> WHAT YOU NEED TO DO: Copy the records below exactly as they are written.

·····

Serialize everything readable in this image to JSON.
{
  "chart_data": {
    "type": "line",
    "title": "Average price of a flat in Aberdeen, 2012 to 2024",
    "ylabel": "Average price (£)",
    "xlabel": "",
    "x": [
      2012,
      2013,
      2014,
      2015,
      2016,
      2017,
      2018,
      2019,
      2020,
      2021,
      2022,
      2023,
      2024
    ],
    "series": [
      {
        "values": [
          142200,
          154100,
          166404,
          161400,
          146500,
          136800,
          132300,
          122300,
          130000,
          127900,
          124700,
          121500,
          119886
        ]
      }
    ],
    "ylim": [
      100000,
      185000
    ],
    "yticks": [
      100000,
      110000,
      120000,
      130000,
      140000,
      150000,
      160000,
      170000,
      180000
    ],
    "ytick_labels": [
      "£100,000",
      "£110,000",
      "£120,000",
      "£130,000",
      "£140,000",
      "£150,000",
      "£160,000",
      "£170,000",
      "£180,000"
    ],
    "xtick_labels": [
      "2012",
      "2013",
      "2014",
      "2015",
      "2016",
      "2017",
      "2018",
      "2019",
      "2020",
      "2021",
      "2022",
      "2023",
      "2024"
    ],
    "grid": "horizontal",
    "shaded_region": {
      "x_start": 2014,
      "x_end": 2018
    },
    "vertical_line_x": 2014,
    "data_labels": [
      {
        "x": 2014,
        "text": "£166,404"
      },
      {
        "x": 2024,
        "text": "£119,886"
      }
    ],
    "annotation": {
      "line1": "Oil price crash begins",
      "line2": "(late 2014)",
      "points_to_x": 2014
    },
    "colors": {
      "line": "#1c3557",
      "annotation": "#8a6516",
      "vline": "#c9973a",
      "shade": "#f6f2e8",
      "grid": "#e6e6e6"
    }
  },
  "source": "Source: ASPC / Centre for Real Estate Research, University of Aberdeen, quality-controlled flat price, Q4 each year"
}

·····

> RESPONSE TO THIS TASK:
Serialize everything readable in this image to JSON.
{
  "chart_data": {
    "type": "line",
    "title": "Average price of a flat in Aberdeen, 2012 to 2024",
    "ylabel": "Average price (£)",
    "xlabel": "",
    "x": [
      2012,
      2013,
      2014,
      2015,
      2016,
      2017,
      2018,
      2019,
      2020,
      2021,
      2022,
      2023,
      2024
    ],
    "series": [
      {
        "values": [
          142200,
          154100,
          166404,
          161400,
          146500,
          136800,
          132300,
          122300,
          130000,
          127900,
          124700,
          121500,
          119886
        ]
      }
    ],
    "ylim": [
      100000,
      185000
    ],
    "yticks": [
      100000,
      110000,
      120000,
      130000,
      140000,
      150000,
      160000,
      170000,
      180000
    ],
    "ytick_labels": [
      "£100,000",
      "£110,000",
      "£120,000",
      "£130,000",
      "£140,000",
      "£150,000",
      "£160,000",
      "£170,000",
      "£180,000"
    ],
    "xtick_labels": [
      "2012",
      "2013",
      "2014",
      "2015",
      "2016",
      "2017",
      "2018",
      "2019",
      "2020",
      "2021",
      "2022",
      "2023",
      "2024"
    ],
    "grid": "horizontal",
    "shaded_region": {
      "x_start": 2014,
      "x_end": 2018
    },
    "vertical_line_x": 2014,
    "data_labels": [
      {
        "x": 2014,
        "text": "£166,404"
      },
      {
        "x": 2024,
        "text": "£119,886"
      }
    ],
    "annotation": {
      "line1": "Oil price crash begins",
      "line2": "(late 2014)",
      "points_to_x": 2014
    },
    "colors": {
      "line": "#1c3557",
      "annotation": "#8a6516",
      "vline": "#c9973a",
      "shade": "#f6f2e8",
      "grid": "#e6e6e6"
    }
  },
  "source": "Source: ASPC / Centre for Real Estate Research, University of Aberdeen, quality-controlled flat price, Q4 each year"
}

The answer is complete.